Available data |
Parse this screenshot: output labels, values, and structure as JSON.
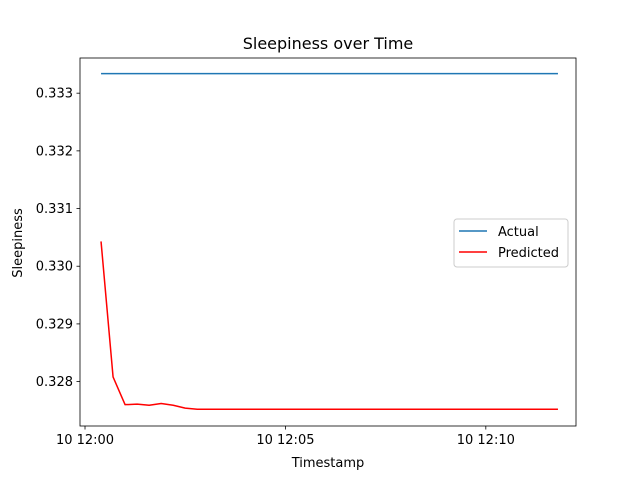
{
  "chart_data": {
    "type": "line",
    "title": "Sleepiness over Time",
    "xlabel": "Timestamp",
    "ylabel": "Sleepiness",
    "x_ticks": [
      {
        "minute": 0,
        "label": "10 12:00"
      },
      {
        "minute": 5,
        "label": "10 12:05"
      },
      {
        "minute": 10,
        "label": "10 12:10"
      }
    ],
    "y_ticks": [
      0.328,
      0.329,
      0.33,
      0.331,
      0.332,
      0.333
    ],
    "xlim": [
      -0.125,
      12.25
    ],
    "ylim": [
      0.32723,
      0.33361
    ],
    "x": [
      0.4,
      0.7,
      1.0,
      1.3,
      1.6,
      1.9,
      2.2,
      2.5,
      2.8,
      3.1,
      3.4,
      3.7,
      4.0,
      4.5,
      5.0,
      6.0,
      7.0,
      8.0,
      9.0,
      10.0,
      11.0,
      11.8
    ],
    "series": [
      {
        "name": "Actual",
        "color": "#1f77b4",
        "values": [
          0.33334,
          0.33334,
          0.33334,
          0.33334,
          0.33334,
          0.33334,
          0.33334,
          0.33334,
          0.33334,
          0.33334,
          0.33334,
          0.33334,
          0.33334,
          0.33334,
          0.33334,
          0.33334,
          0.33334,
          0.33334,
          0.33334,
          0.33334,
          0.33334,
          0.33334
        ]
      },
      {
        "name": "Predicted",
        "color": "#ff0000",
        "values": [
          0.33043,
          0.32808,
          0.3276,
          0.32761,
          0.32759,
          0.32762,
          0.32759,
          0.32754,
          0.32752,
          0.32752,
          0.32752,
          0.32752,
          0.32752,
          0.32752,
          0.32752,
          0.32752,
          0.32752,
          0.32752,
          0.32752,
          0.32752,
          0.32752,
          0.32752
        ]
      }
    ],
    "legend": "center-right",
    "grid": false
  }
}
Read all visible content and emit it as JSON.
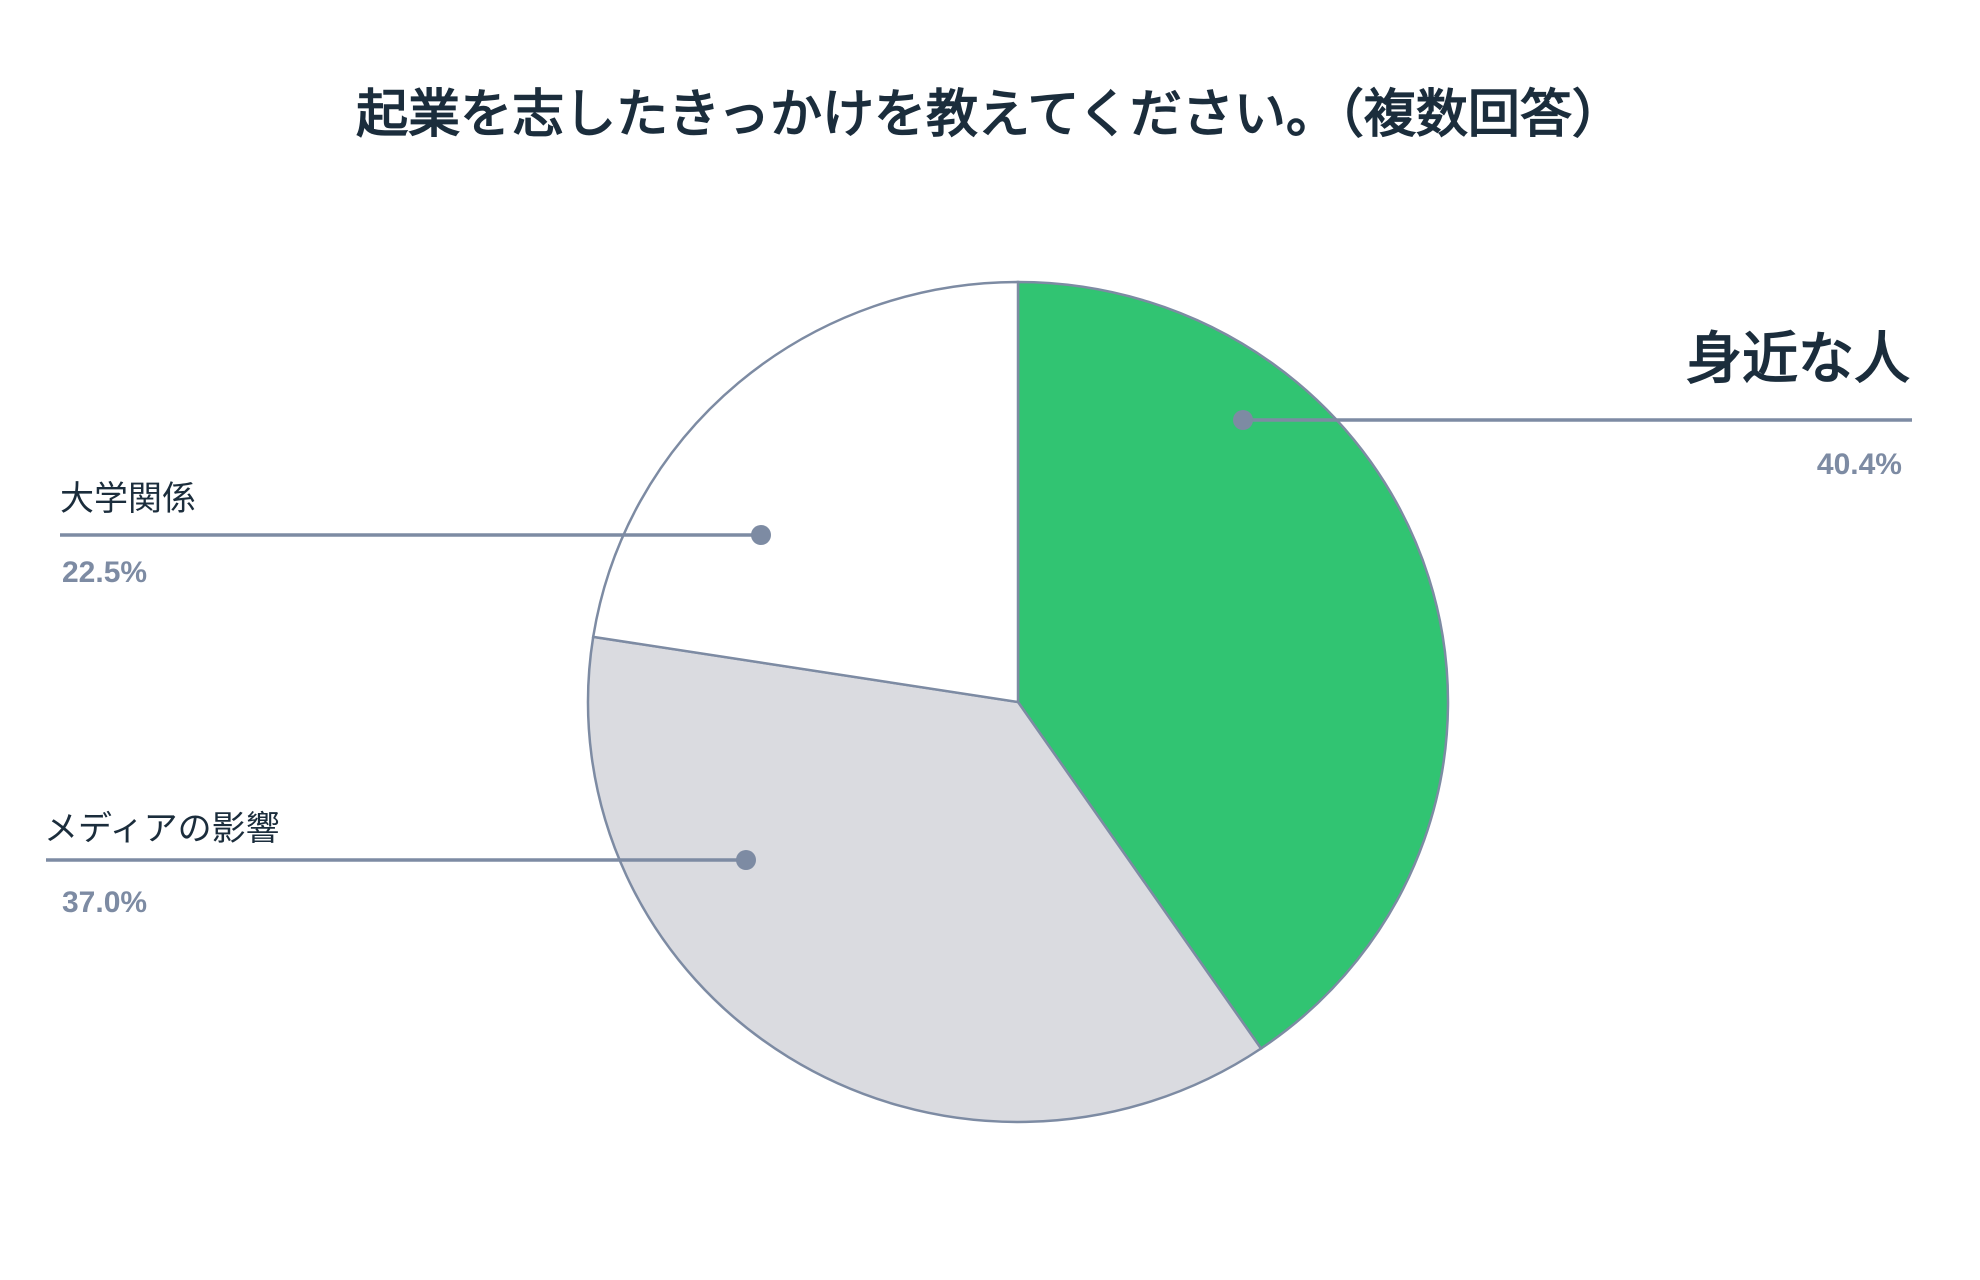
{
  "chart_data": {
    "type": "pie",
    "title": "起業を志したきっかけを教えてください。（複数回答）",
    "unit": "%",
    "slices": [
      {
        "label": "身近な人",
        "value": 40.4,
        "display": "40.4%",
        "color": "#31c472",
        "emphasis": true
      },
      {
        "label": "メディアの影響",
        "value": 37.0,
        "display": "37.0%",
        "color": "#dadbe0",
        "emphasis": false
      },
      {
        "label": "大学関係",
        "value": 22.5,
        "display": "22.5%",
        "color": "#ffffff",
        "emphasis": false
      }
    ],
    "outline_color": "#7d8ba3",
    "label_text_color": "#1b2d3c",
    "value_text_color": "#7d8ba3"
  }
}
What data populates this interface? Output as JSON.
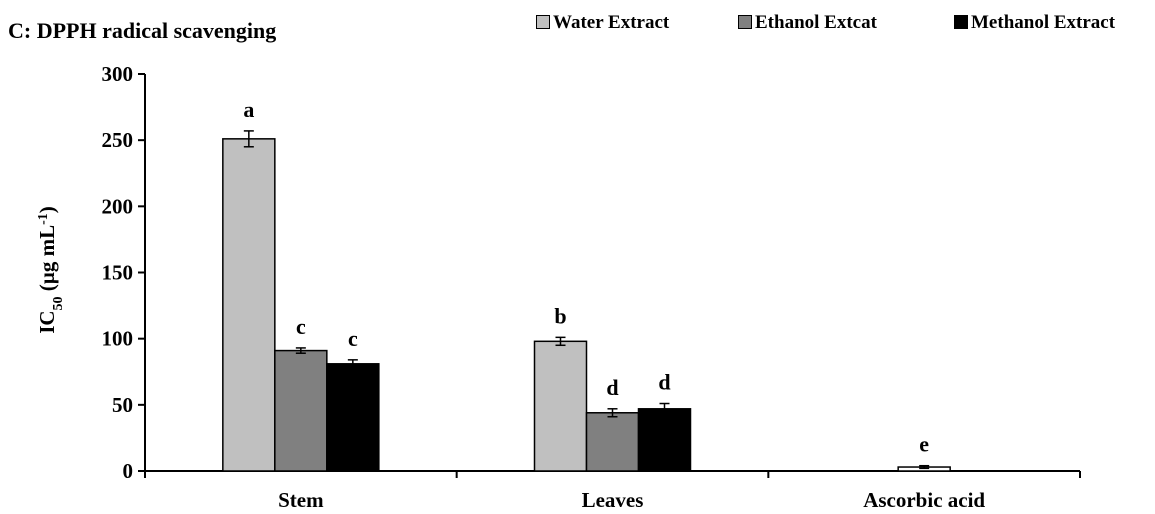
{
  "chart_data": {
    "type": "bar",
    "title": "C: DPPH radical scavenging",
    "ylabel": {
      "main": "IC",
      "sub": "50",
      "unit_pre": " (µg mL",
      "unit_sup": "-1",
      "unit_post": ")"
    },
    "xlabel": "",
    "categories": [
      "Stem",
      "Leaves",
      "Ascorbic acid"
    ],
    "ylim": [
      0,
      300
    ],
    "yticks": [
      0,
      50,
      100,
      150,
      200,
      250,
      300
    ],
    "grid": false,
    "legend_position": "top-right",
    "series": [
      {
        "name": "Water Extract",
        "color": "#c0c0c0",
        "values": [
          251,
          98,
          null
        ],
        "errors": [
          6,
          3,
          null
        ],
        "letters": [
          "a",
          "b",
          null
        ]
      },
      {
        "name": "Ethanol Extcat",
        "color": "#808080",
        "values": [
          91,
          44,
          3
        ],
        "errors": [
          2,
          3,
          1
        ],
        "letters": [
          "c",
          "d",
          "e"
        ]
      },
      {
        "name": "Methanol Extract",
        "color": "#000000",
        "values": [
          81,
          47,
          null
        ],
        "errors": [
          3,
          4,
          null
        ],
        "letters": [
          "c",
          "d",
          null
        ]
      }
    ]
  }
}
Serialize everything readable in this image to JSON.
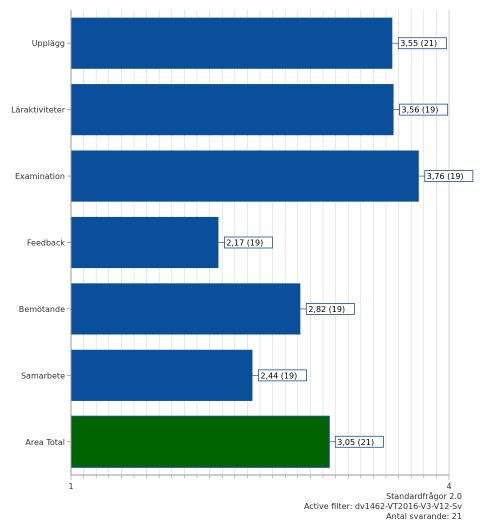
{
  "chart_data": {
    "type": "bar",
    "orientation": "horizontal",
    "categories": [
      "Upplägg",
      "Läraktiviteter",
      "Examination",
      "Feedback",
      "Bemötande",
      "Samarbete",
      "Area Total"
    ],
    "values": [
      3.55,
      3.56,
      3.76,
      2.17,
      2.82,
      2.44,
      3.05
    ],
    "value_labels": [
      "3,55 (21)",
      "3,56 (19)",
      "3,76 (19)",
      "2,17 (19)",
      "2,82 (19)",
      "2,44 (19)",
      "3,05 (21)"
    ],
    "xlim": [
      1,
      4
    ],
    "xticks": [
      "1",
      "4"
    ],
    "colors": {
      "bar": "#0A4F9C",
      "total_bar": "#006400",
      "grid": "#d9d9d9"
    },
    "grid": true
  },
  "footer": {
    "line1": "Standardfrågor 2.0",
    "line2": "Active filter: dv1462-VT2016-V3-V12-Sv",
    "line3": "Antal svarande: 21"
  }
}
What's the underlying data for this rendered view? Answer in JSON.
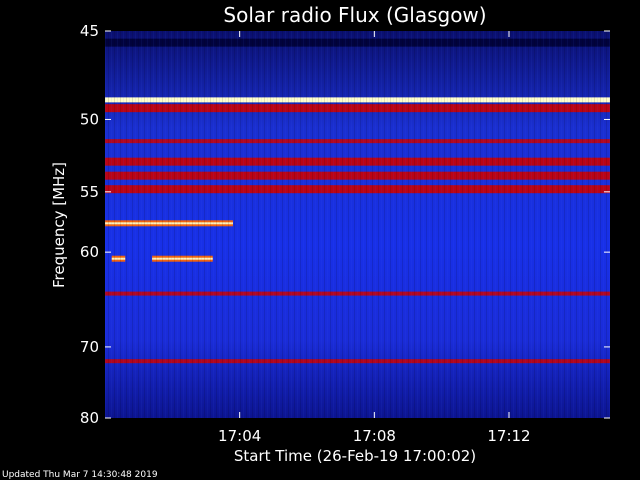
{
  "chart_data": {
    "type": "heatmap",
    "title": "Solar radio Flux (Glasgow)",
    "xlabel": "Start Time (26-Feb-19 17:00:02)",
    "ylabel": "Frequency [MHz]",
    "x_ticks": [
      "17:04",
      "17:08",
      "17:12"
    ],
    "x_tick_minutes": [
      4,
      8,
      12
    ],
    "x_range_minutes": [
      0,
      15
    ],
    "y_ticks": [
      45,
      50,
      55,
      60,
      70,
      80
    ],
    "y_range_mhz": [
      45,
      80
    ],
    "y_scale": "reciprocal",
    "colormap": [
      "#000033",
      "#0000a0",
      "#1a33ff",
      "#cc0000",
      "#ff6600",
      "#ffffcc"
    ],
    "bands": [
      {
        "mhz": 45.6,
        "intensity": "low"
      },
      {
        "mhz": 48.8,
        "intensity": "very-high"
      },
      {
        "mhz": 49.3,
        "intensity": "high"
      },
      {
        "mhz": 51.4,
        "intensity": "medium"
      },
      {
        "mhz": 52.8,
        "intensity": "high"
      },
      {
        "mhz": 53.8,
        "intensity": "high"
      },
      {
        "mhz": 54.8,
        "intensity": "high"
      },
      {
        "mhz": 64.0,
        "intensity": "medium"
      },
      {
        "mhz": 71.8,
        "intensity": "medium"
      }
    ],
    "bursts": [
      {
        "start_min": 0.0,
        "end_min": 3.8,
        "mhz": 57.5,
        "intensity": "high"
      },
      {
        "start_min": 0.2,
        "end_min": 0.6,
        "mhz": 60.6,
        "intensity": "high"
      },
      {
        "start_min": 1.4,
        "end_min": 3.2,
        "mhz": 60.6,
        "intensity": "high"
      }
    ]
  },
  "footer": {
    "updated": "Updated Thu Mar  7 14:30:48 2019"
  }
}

Written task | Count the lines in the records above that contain the word "title", and reply with only that number.

Solved problem | 4